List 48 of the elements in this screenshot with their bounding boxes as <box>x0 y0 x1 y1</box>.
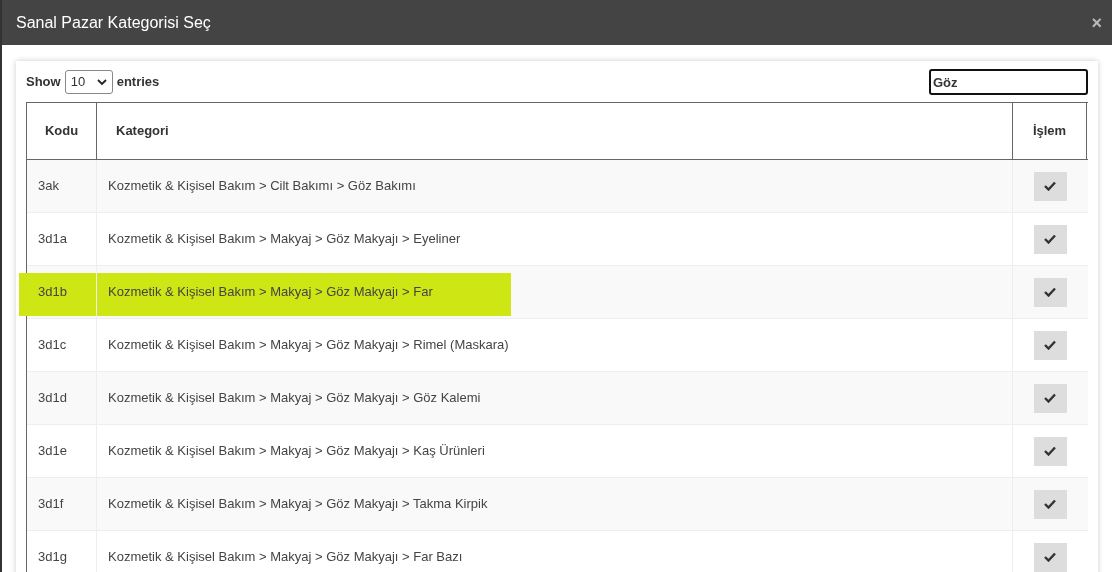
check-icon <box>1044 287 1056 297</box>
table-cell: 3ak <box>27 160 97 212</box>
table-cell: 3d1e <box>27 425 97 477</box>
select-button[interactable] <box>1033 330 1067 360</box>
table-row[interactable]: 3ak Kozmetik & Kişisel Bakım > Cilt Bakımı > Göz Bakımı <box>27 160 1088 213</box>
table-cell: 3d1f <box>27 478 97 530</box>
close-button[interactable]: × <box>1091 13 1102 32</box>
check-icon <box>1044 181 1056 191</box>
table-cell: Kozmetik & Kişisel Bakım > Makyaj > Göz Makyajı > Göz Kalemi <box>97 372 1013 424</box>
select-button[interactable] <box>1033 489 1067 519</box>
select-button[interactable] <box>1033 436 1067 466</box>
table-row[interactable]: 3d1e Kozmetik & Kişisel Bakım > Makyaj > Göz Makyajı > Kaş Ürünleri <box>27 425 1088 478</box>
table-row[interactable]: 3d1f Kozmetik & Kişisel Bakım > Makyaj > Göz Makyajı > Takma Kirpik <box>27 478 1088 531</box>
check-icon <box>1044 552 1056 562</box>
table-cell: Kozmetik & Kişisel Bakım > Makyaj > Göz Makyajı > Kaş Ürünleri <box>97 425 1013 477</box>
table-cell: 3d1b <box>27 266 97 318</box>
select-button[interactable] <box>1033 383 1067 413</box>
table-cell: 3d1a <box>27 213 97 265</box>
table-cell: 3d1c <box>27 319 97 371</box>
table-row[interactable]: 3d1c Kozmetik & Kişisel Bakım > Makyaj > Göz Makyajı > Rimel (Maskara) <box>27 319 1088 372</box>
check-icon <box>1044 340 1056 350</box>
table-row[interactable]: 3d1a Kozmetik & Kişisel Bakım > Makyaj > Göz Makyajı > Eyeliner <box>27 213 1088 266</box>
table-cell: Kozmetik & Kişisel Bakım > Makyaj > Göz Makyajı > Far Bazı <box>97 531 1013 572</box>
select-button[interactable] <box>1033 171 1067 201</box>
entries-label: entries <box>116 73 160 92</box>
column-header: İşlem <box>1013 103 1087 159</box>
select-button[interactable] <box>1033 277 1067 307</box>
column-header: Kodu <box>27 103 97 159</box>
table-cell: Kozmetik & Kişisel Bakım > Cilt Bakımı > Göz Bakımı <box>97 160 1013 212</box>
check-icon <box>1044 446 1056 456</box>
column-header: Kategori <box>97 103 1013 159</box>
table-row[interactable]: 3d1d Kozmetik & Kişisel Bakım > Makyaj > Göz Makyajı > Göz Kalemi <box>27 372 1088 425</box>
table-cell: 3d1d <box>27 372 97 424</box>
check-icon <box>1044 499 1056 509</box>
table-cell: 3d1g <box>27 531 97 572</box>
dialog-title: Sanal Pazar Kategorisi Seç <box>16 12 211 33</box>
check-icon <box>1044 393 1056 403</box>
search-field[interactable]: Göz <box>929 69 1088 95</box>
table-cell: Kozmetik & Kişisel Bakım > Makyaj > Göz Makyajı > Far <box>97 266 1013 318</box>
select-button[interactable] <box>1033 224 1067 254</box>
chevron-icon <box>96 78 107 86</box>
table-cell: Kozmetik & Kişisel Bakım > Makyaj > Göz Makyajı > Rimel (Maskara) <box>97 319 1013 371</box>
table-cell: Kozmetik & Kişisel Bakım > Makyaj > Göz Makyajı > Takma Kirpik <box>97 478 1013 530</box>
entries-select[interactable]: 10 <box>64 70 113 94</box>
table-cell: Kozmetik & Kişisel Bakım > Makyaj > Göz Makyajı > Eyeliner <box>97 213 1013 265</box>
check-icon <box>1044 234 1056 244</box>
show-label: Show <box>26 73 61 92</box>
select-button[interactable] <box>1033 542 1067 572</box>
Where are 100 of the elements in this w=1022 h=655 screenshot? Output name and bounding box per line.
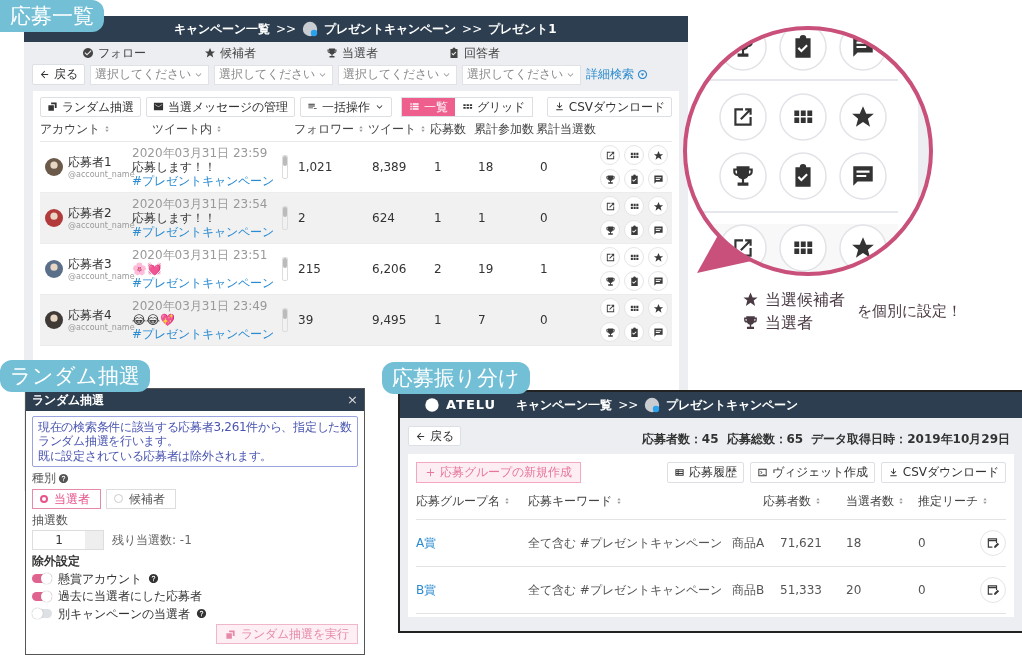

Exercise aim
Copy out all the records above with every "screenshot" switched to "screen capture" and everything else left unchanged. Leave the pictures out of the copy.

Worked answer
List 48 of the elements in this screen capture with their bounding boxes as <box>x0 y0 x1 y1</box>.
check-icon <box>1044 287 1056 297</box>
table-cell: 3ak <box>27 160 97 212</box>
table-cell: 3d1e <box>27 425 97 477</box>
select-button[interactable] <box>1033 330 1067 360</box>
table-row[interactable]: 3ak Kozmetik & Kişisel Bakım > Cilt Bakımı > Göz Bakımı <box>27 160 1088 213</box>
table-cell: 3d1f <box>27 478 97 530</box>
close-button[interactable]: × <box>1091 13 1102 32</box>
check-icon <box>1044 181 1056 191</box>
table-cell: Kozmetik & Kişisel Bakım > Makyaj > Göz Makyajı > Göz Kalemi <box>97 372 1013 424</box>
select-button[interactable] <box>1033 489 1067 519</box>
select-button[interactable] <box>1033 436 1067 466</box>
table-row[interactable]: 3d1e Kozmetik & Kişisel Bakım > Makyaj > Göz Makyajı > Kaş Ürünleri <box>27 425 1088 478</box>
table-row[interactable]: 3d1f Kozmetik & Kişisel Bakım > Makyaj > Göz Makyajı > Takma Kirpik <box>27 478 1088 531</box>
check-icon <box>1044 552 1056 562</box>
table-cell: Kozmetik & Kişisel Bakım > Makyaj > Göz Makyajı > Kaş Ürünleri <box>97 425 1013 477</box>
table-cell: 3d1b <box>27 266 97 318</box>
select-button[interactable] <box>1033 383 1067 413</box>
table-cell: 3d1a <box>27 213 97 265</box>
table-cell: 3d1c <box>27 319 97 371</box>
table-row[interactable]: 3d1c Kozmetik & Kişisel Bakım > Makyaj > Göz Makyajı > Rimel (Maskara) <box>27 319 1088 372</box>
check-icon <box>1044 340 1056 350</box>
table-row[interactable]: 3d1a Kozmetik & Kişisel Bakım > Makyaj > Göz Makyajı > Eyeliner <box>27 213 1088 266</box>
table-cell: Kozmetik & Kişisel Bakım > Makyaj > Göz Makyajı > Far Bazı <box>97 531 1013 572</box>
select-button[interactable] <box>1033 171 1067 201</box>
entries-label: entries <box>116 73 160 92</box>
column-header: İşlem <box>1013 103 1087 159</box>
select-button[interactable] <box>1033 277 1067 307</box>
column-header: Kodu <box>27 103 97 159</box>
table-cell: Kozmetik & Kişisel Bakım > Cilt Bakımı > Göz Bakımı <box>97 160 1013 212</box>
check-icon <box>1044 446 1056 456</box>
column-header: Kategori <box>97 103 1013 159</box>
table-row[interactable]: 3d1d Kozmetik & Kişisel Bakım > Makyaj > Göz Makyajı > Göz Kalemi <box>27 372 1088 425</box>
table-cell: 3d1d <box>27 372 97 424</box>
check-icon <box>1044 499 1056 509</box>
table-cell: 3d1g <box>27 531 97 572</box>
dialog-title: Sanal Pazar Kategorisi Seç <box>16 12 211 33</box>
check-icon <box>1044 393 1056 403</box>
search-field[interactable]: Göz <box>929 69 1088 95</box>
table-cell: Kozmetik & Kişisel Bakım > Makyaj > Göz Makyajı > Far <box>97 266 1013 318</box>
select-button[interactable] <box>1033 224 1067 254</box>
chevron-icon <box>96 78 107 86</box>
table-cell: Kozmetik & Kişisel Bakım > Makyaj > Göz Makyajı > Rimel (Maskara) <box>97 319 1013 371</box>
table-cell: Kozmetik & Kişisel Bakım > Makyaj > Göz Makyajı > Takma Kirpik <box>97 478 1013 530</box>
entries-select[interactable]: 10 <box>64 70 113 94</box>
table-cell: Kozmetik & Kişisel Bakım > Makyaj > Göz Makyajı > Eyeliner <box>97 213 1013 265</box>
check-icon <box>1044 234 1056 244</box>
show-label: Show <box>26 73 61 92</box>
select-button[interactable] <box>1033 542 1067 572</box>
Where are 100 of the elements in this w=1022 h=655 screen capture? Output name and bounding box per line.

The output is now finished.